Stated goal -
List each line in which the string "stock" appears.

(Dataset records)
>>
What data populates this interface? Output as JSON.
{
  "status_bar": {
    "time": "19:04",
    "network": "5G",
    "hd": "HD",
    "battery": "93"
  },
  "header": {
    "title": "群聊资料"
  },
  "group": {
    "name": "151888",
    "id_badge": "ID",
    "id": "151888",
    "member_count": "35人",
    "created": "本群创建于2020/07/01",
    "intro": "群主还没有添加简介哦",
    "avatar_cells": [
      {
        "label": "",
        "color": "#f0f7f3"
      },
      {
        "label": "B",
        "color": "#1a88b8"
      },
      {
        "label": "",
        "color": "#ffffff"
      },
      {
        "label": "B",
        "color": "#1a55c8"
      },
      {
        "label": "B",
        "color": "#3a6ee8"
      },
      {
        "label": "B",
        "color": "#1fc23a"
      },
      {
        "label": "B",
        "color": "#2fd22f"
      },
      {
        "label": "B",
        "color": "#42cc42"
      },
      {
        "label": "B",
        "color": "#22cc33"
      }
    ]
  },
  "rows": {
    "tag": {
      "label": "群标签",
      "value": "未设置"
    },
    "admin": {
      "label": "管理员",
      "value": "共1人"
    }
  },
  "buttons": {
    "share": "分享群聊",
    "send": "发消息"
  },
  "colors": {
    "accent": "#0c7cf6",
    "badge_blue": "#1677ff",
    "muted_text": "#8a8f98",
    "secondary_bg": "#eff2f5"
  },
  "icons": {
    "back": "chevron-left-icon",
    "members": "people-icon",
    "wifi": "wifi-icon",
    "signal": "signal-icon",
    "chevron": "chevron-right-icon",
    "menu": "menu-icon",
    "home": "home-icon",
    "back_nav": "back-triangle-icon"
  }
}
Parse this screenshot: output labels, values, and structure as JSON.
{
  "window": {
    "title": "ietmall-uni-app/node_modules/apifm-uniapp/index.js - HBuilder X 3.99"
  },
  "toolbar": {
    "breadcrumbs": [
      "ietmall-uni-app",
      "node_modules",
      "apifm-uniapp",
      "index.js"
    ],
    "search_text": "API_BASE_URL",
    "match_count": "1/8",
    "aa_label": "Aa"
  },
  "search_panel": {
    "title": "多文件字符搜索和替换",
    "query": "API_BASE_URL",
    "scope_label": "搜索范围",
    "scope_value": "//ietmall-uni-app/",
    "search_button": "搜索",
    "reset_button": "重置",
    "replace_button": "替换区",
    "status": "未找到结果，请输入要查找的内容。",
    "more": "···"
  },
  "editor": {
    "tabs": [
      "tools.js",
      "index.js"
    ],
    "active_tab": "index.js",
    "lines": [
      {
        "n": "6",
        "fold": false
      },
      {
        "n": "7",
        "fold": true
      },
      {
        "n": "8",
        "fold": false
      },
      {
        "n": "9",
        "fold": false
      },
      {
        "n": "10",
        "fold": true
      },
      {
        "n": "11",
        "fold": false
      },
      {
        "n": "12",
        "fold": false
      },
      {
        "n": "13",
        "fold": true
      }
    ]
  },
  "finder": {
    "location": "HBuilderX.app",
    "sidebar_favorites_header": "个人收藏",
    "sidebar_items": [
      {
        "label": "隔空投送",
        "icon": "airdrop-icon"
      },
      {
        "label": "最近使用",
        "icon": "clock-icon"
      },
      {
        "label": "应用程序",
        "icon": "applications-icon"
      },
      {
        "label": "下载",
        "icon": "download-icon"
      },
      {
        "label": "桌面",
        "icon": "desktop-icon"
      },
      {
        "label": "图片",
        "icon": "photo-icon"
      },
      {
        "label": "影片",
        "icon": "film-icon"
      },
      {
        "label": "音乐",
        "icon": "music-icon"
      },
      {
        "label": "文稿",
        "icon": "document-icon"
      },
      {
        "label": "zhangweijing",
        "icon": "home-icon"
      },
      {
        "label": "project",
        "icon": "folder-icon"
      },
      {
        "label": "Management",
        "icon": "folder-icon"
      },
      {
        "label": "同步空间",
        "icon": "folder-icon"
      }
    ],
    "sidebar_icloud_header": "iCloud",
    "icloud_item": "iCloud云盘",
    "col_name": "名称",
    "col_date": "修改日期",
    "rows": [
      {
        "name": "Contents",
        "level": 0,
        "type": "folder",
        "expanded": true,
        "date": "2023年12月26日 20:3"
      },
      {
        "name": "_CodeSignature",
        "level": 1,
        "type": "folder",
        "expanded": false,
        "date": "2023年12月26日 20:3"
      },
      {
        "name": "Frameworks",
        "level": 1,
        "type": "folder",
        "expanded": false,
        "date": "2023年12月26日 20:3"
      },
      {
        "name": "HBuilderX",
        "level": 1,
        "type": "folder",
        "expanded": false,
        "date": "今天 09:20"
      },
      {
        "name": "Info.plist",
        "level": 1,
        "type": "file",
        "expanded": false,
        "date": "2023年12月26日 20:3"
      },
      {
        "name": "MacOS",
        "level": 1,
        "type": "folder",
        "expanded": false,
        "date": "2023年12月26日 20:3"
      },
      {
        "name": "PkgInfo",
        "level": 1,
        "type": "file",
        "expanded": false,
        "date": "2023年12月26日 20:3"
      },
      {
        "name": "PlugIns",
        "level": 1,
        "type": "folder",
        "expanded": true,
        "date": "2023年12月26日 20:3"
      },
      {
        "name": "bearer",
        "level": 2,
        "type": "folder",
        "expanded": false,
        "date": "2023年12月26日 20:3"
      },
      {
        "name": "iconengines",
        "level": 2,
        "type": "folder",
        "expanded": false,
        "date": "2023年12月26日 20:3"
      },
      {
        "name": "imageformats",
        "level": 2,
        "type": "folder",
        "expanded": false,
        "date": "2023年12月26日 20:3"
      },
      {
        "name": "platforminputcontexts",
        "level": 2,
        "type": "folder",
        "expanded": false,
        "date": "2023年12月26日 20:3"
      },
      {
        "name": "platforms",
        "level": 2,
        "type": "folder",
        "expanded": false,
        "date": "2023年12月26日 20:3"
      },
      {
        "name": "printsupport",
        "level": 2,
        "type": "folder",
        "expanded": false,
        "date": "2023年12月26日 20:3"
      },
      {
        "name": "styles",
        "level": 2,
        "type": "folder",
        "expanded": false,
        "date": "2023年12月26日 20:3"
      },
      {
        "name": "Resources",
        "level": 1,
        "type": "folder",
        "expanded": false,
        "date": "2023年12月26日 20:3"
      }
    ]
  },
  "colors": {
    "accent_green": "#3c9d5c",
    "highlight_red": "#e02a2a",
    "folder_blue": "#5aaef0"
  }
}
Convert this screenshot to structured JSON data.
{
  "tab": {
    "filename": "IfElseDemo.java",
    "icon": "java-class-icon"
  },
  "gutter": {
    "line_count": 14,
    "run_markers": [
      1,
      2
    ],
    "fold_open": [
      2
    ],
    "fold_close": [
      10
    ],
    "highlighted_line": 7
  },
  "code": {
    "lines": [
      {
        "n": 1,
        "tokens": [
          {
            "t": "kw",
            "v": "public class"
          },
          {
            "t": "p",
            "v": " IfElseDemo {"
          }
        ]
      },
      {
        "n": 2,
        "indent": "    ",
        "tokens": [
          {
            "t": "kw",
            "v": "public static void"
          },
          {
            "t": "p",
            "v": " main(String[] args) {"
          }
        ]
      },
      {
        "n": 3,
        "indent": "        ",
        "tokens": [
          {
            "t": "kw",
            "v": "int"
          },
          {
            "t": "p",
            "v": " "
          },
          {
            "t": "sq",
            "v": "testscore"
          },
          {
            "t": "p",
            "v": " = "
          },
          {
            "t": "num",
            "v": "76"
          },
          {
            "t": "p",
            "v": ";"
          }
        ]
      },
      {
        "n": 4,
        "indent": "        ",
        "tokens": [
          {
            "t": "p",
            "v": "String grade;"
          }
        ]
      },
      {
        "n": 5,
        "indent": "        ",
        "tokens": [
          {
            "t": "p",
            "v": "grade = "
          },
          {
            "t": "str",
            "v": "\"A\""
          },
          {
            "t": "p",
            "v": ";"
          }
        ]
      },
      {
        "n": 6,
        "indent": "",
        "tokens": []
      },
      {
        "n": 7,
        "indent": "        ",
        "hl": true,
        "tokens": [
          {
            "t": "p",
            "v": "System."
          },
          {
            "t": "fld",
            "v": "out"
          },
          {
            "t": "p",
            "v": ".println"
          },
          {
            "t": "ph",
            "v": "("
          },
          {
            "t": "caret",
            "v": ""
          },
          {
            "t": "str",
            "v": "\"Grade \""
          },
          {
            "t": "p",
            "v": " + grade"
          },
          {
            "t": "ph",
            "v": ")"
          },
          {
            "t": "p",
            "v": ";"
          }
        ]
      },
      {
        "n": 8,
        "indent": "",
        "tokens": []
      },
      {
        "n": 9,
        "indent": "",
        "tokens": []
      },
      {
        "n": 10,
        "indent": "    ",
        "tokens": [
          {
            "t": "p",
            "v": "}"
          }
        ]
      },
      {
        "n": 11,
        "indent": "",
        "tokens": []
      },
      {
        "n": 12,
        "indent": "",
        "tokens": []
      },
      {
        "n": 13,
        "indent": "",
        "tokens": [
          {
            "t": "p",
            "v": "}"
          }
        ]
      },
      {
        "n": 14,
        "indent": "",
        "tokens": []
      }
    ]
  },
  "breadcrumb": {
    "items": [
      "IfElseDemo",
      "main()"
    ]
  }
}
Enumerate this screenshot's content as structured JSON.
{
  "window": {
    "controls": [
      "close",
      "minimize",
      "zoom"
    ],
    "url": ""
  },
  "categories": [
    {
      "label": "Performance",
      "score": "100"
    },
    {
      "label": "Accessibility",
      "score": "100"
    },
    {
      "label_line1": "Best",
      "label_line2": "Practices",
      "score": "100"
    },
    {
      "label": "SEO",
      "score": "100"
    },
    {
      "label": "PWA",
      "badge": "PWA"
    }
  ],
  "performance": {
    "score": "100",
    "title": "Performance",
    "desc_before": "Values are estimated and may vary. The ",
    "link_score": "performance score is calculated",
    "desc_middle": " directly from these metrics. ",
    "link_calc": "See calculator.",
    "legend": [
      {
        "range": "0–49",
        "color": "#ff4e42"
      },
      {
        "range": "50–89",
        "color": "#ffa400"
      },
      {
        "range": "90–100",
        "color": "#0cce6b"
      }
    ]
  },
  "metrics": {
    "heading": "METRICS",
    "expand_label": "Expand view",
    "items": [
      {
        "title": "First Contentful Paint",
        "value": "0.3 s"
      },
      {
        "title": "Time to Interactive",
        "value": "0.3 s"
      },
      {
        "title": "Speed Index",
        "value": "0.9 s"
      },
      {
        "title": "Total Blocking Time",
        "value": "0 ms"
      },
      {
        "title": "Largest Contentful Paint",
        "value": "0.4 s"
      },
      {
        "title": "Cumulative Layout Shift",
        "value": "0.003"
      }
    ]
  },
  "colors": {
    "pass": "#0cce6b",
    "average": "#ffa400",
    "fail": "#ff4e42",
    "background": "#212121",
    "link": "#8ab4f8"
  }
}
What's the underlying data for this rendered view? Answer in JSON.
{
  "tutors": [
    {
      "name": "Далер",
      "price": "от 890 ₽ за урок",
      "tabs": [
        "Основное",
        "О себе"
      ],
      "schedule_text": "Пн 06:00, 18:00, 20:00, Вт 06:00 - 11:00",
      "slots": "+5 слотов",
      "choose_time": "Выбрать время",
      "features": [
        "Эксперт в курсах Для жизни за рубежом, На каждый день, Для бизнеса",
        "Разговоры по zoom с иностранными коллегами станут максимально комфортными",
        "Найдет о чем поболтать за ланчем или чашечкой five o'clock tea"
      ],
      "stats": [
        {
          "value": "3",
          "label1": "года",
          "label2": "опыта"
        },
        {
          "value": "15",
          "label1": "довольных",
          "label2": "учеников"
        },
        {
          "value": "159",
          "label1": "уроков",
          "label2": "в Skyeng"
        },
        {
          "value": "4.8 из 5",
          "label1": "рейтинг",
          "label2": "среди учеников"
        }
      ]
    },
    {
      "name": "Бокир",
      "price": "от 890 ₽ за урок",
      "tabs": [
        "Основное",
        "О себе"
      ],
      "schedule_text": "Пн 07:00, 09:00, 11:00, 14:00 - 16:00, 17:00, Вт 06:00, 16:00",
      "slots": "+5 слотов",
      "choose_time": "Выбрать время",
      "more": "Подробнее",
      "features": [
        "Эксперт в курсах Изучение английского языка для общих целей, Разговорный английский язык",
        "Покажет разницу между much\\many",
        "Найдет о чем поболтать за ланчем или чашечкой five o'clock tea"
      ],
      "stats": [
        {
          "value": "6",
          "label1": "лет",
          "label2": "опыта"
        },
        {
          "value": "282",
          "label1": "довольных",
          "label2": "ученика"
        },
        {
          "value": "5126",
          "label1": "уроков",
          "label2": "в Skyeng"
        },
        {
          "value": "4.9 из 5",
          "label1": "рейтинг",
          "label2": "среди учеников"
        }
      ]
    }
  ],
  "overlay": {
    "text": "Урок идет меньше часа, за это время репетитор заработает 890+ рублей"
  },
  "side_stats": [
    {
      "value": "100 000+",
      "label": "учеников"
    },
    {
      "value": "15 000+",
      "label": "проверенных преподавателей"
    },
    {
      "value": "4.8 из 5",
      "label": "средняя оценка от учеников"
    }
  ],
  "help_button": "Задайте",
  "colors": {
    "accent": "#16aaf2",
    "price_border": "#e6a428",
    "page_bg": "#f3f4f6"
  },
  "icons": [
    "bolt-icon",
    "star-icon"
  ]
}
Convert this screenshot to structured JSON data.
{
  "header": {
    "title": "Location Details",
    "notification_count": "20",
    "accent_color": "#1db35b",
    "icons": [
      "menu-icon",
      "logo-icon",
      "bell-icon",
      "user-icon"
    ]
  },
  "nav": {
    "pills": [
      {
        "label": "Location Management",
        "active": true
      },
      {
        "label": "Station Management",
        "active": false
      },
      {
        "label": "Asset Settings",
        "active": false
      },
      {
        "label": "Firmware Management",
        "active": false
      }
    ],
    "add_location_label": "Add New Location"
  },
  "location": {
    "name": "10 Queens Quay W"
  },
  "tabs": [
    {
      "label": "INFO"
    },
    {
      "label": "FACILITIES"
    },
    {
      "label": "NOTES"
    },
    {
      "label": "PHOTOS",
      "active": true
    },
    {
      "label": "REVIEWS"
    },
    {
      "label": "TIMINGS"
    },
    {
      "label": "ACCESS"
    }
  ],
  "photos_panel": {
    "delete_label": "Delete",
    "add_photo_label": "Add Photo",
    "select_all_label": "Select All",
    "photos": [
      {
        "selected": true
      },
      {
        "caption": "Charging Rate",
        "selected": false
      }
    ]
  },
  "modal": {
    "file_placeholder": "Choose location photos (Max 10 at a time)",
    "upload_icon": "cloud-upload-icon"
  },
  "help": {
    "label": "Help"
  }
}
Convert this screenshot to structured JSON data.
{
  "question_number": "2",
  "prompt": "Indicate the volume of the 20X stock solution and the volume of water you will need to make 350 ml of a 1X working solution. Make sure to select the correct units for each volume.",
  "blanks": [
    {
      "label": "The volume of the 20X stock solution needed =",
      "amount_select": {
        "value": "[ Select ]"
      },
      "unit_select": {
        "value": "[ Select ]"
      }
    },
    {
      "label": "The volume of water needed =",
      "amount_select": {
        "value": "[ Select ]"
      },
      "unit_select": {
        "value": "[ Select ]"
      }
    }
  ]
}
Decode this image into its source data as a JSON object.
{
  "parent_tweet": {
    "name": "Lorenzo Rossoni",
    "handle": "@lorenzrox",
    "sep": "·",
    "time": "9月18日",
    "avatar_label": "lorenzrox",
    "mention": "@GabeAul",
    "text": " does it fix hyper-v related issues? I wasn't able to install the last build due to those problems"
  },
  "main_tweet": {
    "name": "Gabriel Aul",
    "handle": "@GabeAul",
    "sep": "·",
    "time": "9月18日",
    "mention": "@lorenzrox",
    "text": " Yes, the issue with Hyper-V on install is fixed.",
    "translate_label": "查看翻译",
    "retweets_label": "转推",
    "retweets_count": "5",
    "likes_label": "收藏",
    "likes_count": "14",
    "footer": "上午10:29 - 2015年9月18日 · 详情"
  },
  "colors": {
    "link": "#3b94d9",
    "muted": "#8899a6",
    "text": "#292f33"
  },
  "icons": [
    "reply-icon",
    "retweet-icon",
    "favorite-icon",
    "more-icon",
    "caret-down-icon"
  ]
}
<<
Full response -
  "prompt": "Indicate the volume of the 20X stock solution and the volume of water you will need to make 350 ml of a 1X working solution. Make sure to select the correct units for each volume.",
      "label": "The volume of the 20X stock solution needed =",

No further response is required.